<<<<

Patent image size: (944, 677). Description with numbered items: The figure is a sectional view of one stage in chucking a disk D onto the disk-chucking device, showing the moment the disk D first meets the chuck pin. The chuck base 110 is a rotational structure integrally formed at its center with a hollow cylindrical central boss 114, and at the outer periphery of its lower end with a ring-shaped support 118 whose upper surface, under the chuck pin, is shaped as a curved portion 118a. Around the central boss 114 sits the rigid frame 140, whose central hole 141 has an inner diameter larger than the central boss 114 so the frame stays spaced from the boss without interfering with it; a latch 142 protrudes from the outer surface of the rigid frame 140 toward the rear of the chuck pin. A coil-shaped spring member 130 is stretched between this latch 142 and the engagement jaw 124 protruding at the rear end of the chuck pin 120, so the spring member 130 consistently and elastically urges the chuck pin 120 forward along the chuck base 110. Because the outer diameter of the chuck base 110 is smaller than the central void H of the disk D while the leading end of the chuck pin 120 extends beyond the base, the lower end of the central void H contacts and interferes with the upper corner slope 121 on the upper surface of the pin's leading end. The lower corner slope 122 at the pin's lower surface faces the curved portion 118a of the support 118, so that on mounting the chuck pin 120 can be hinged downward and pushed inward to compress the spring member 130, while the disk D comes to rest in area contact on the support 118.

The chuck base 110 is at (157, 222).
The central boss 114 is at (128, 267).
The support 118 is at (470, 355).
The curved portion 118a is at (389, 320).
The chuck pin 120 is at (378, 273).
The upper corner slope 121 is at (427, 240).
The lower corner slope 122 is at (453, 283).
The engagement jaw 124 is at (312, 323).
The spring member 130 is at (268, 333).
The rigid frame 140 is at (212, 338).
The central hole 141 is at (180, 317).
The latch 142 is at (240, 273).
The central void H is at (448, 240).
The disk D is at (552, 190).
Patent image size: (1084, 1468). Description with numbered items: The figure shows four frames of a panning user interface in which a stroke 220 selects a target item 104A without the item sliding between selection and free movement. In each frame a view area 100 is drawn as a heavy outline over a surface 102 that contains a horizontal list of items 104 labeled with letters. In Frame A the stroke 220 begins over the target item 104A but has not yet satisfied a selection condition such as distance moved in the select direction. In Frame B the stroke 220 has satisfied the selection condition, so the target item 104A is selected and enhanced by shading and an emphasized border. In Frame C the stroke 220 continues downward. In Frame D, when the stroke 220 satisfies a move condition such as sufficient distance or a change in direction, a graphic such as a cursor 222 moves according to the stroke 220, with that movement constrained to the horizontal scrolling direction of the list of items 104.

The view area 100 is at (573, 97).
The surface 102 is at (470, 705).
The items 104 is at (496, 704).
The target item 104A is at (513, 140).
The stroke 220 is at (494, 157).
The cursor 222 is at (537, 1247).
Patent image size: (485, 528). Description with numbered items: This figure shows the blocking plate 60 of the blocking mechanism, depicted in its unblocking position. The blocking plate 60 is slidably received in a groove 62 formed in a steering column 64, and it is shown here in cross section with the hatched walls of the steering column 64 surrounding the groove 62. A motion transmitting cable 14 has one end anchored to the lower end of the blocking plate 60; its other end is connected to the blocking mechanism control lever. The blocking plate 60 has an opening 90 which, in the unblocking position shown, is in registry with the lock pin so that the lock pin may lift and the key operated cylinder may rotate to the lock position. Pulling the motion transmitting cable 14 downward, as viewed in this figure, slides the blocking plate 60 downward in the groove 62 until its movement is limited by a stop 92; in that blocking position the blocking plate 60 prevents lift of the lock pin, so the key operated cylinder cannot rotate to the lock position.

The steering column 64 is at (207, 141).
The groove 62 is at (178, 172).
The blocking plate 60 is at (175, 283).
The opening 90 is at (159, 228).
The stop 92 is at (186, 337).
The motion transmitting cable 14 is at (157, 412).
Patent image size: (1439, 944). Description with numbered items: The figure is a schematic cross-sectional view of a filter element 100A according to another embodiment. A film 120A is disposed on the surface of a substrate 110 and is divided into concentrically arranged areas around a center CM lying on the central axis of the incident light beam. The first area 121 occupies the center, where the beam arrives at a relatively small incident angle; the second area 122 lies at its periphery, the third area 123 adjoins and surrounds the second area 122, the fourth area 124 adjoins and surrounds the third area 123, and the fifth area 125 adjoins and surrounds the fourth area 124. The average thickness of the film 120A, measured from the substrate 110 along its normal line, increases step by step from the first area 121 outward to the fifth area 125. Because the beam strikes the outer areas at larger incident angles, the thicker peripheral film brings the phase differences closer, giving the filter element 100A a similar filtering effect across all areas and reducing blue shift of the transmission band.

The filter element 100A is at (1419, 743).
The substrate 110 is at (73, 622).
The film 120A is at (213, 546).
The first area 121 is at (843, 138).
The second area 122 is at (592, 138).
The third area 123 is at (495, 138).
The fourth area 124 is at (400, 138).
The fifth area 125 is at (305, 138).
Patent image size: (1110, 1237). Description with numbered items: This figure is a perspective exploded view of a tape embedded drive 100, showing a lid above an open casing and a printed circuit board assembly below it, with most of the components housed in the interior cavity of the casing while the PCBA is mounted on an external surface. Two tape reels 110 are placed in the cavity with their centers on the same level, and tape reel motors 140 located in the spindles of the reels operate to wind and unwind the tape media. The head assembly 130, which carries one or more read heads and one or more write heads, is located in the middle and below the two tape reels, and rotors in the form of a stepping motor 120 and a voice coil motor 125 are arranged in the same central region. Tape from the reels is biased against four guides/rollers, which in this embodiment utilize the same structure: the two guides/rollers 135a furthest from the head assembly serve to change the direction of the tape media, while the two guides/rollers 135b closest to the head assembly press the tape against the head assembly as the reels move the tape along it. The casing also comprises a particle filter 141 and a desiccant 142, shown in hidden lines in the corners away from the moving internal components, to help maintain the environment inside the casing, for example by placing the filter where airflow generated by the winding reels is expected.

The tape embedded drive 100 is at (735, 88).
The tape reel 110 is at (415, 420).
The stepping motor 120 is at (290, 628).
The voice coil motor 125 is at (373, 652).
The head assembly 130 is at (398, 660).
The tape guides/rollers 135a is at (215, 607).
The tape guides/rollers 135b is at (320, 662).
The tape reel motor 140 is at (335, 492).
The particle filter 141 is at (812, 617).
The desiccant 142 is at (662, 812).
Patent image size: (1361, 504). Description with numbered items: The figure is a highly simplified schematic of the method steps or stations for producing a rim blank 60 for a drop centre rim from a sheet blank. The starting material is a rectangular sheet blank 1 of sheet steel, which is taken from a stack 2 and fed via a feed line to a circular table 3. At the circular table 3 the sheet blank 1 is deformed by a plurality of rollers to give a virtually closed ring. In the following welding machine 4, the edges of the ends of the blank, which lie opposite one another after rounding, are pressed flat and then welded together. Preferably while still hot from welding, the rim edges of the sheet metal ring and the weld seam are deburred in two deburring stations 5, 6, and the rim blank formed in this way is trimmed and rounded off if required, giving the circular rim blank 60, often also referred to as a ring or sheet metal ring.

>>>>

**Task**
Set every line of the data above into a Markdown table with two columns, n for the row number and Line for the text, and skip the blank lines.

**Written response**
| n | Line |
|---|---|
| 1 | Patent image size: (944, 677). Description with numbered items: The figure is a sectional view of one stage in chucking a disk D onto the disk-chucking device, showing the moment the disk D first meets the chuck pin. The chuck base 110 is a rotational structure integrally formed at its center with a hollow cylindrical central boss 114, and at the outer periphery of its lower end with a ring-shaped support 118 whose upper surface, under the chuck pin, is shaped as a curved portion 118a. Around the central boss 114 sits the rigid frame 140, whose central hole 141 has an inner diameter larger than the central boss 114 so the frame stays spaced from the boss without interfering with it; a latch 142 protrudes from the outer surface of the rigid frame 140 toward the rear of the chuck pin. A coil-shaped spring member 130 is stretched between this latch 142 and the engagement jaw 124 protruding at the rear end of the chuck pin 120, so the spring member 130 consistently and elastically urges the chuck pin 120 forward along the chuck base 110. Because the outer diameter of the chuck base 110 is smaller than the central void H of the disk D while the leading end of the chuck pin 120 extends beyond the base, the lower end of the central void H contacts and interferes with the upper corner slope 121 on the upper surface of the pin's leading end. The lower corner slope 122 at the pin's lower surface faces the curved portion 118a of the support 118, so that on mounting the chuck pin 120 can be hinged downward and pushed inward to compress the spring member 130, while the disk D comes to rest in area contact on the support 118. |
| 2 | The chuck base 110 is at (157, 222). |
| 3 | The central boss 114 is at (128, 267). |
| 4 | The support 118 is at (470, 355). |
| 5 | The curved portion 118a is at (389, 320). |
| 6 | The chuck pin 120 is at (378, 273). |
| 7 | The upper corner slope 121 is at (427, 240). |
| 8 | The lower corner slope 122 is at (453, 283). |
| 9 | The engagement jaw 124 is at (312, 323). |
| 10 | The spring member 130 is at (268, 333). |
| 11 | The rigid frame 140 is at (212, 338). |
| 12 | The central hole 141 is at (180, 317). |
| 13 | The latch 142 is at (240, 273). |
| 14 | The central void H is at (448, 240). |
| 15 | The disk D is at (552, 190). |
| 16 | Patent image size: (1084, 1468). Description with numbered items: The figure shows four frames of a panning user interface in which a stroke 220 selects a target item 104A without the item sliding between selection and free movement. In each frame a view area 100 is drawn as a heavy outline over a surface 102 that contains a horizontal list of items 104 labeled with letters. In Frame A the stroke 220 begins over the target item 104A but has not yet satisfied a selection condition such as distance moved in the select direction. In Frame B the stroke 220 has satisfied the selection condition, so the target item 104A is selected and enhanced by shading and an emphasized border. In Frame C the stroke 220 continues downward. In Frame D, when the stroke 220 satisfies a move condition such as sufficient distance or a change in direction, a graphic such as a cursor 222 moves according to the stroke 220, with that movement constrained to the horizontal scrolling direction of the list of items 104. |
| 17 | The view area 100 is at (573, 97). |
| 18 | The surface 102 is at (470, 705). |
| 19 | The items 104 is at (496, 704). |
| 20 | The target item 104A is at (513, 140). |
| 21 | The stroke 220 is at (494, 157). |
| 22 | The cursor 222 is at (537, 1247). |
| 23 | Patent image size: (485, 528). Description with numbered items: This figure shows the blocking plate 60 of the blocking mechanism, depicted in its unblocking position. The blocking plate 60 is slidably received in a groove 62 formed in a steering column 64, and it is shown here in cross section with the hatched walls of the steering column 64 surrounding the groove 62. A motion transmitting cable 14 has one end anchored to the lower end of the blocking plate 60; its other end is connected to the blocking mechanism control lever. The blocking plate 60 has an opening 90 which, in the unblocking position shown, is in registry with the lock pin so that the lock pin may lift and the key operated cylinder may rotate to the lock position. Pulling the motion transmitting cable 14 downward, as viewed in this figure, slides the blocking plate 60 downward in the groove 62 until its movement is limited by a stop 92; in that blocking position the blocking plate 60 prevents lift of the lock pin, so the key operated cylinder cannot rotate to the lock position. |
| 24 | The steering column 64 is at (207, 141). |
| 25 | The groove 62 is at (178, 172). |
| 26 | The blocking plate 60 is at (175, 283). |
| 27 | The opening 90 is at (159, 228). |
| 28 | The stop 92 is at (186, 337). |
| 29 | The motion transmitting cable 14 is at (157, 412). |
| 30 | Patent image size: (1439, 944). Description with numbered items: The figure is a schematic cross-sectional view of a filter element 100A according to another embodiment. A film 120A is disposed on the surface of a substrate 110 and is divided into concentrically arranged areas around a center CM lying on the central axis of the incident light beam. The first area 121 occupies the center, where the beam arrives at a relatively small incident angle; the second area 122 lies at its periphery, the third area 123 adjoins and surrounds the second area 122, the fourth area 124 adjoins and surrounds the third area 123, and the fifth area 125 adjoins and surrounds the fourth area 124. The average thickness of the film 120A, measured from the substrate 110 along its normal line, increases step by step from the first area 121 outward to the fifth area 125. Because the beam strikes the outer areas at larger incident angles, the thicker peripheral film brings the phase differences closer, giving the filter element 100A a similar filtering effect across all areas and reducing blue shift of the transmission band. |
| 31 | The filter element 100A is at (1419, 743). |
| 32 | The substrate 110 is at (73, 622). |
| 33 | The film 120A is at (213, 546). |
| 34 | The first area 121 is at (843, 138). |
| 35 | The second area 122 is at (592, 138). |
| 36 | The third area 123 is at (495, 138). |
| 37 | The fourth area 124 is at (400, 138). |
| 38 | The fifth area 125 is at (305, 138). |
| 39 | Patent image size: (1110, 1237). Description with numbered items: This figure is a perspective exploded view of a tape embedded drive 100, showing a lid above an open casing and a printed circuit board assembly below it, with most of the components housed in the interior cavity of the casing while the PCBA is mounted on an external surface. Two tape reels 110 are placed in the cavity with their centers on the same level, and tape reel motors 140 located in the spindles of the reels operate to wind and unwind the tape media. The head assembly 130, which carries one or more read heads and one or more write heads, is located in the middle and below the two tape reels, and rotors in the form of a stepping motor 120 and a voice coil motor 125 are arranged in the same central region. Tape from the reels is biased against four guides/rollers, which in this embodiment utilize the same structure: the two guides/rollers 135a furthest from the head assembly serve to change the direction of the tape media, while the two guides/rollers 135b closest to the head assembly press the tape against the head assembly as the reels move the tape along it. The casing also comprises a particle filter 141 and a desiccant 142, shown in hidden lines in the corners away from the moving internal components, to help maintain the environment inside the casing, for example by placing the filter where airflow generated by the winding reels is expected. |
| 40 | The tape embedded drive 100 is at (735, 88). |
| 41 | The tape reel 110 is at (415, 420). |
| 42 | The stepping motor 120 is at (290, 628). |
| 43 | The voice coil motor 125 is at (373, 652). |
| 44 | The head assembly 130 is at (398, 660). |
| 45 | The tape guides/rollers 135a is at (215, 607). |
| 46 | The tape guides/rollers 135b is at (320, 662). |
| 47 | The tape reel motor 140 is at (335, 492). |
| 48 | The particle filter 141 is at (812, 617). |
| 49 | The desiccant 142 is at (662, 812). |
| 50 | Patent image size: (1361, 504). Description with numbered items: The figure is a highly simplified schematic of the method steps or stations for producing a rim blank 60 for a drop centre rim from a sheet blank. The starting material is a rectangular sheet blank 1 of sheet steel, which is taken from a stack 2 and fed via a feed line to a circular table 3. At the circular table 3 the sheet blank 1 is deformed by a plurality of rollers to give a virtually closed ring. In the following welding machine 4, the edges of the ends of the blank, which lie opposite one another after rounding, are pressed flat and then welded together. Preferably while still hot from welding, the rim edges of the sheet metal ring and the weld seam are deburred in two deburring stations 5, 6, and the rim blank formed in this way is trimmed and rounded off if required, giving the circular rim blank 60, often also referred to as a ring or sheet metal ring. |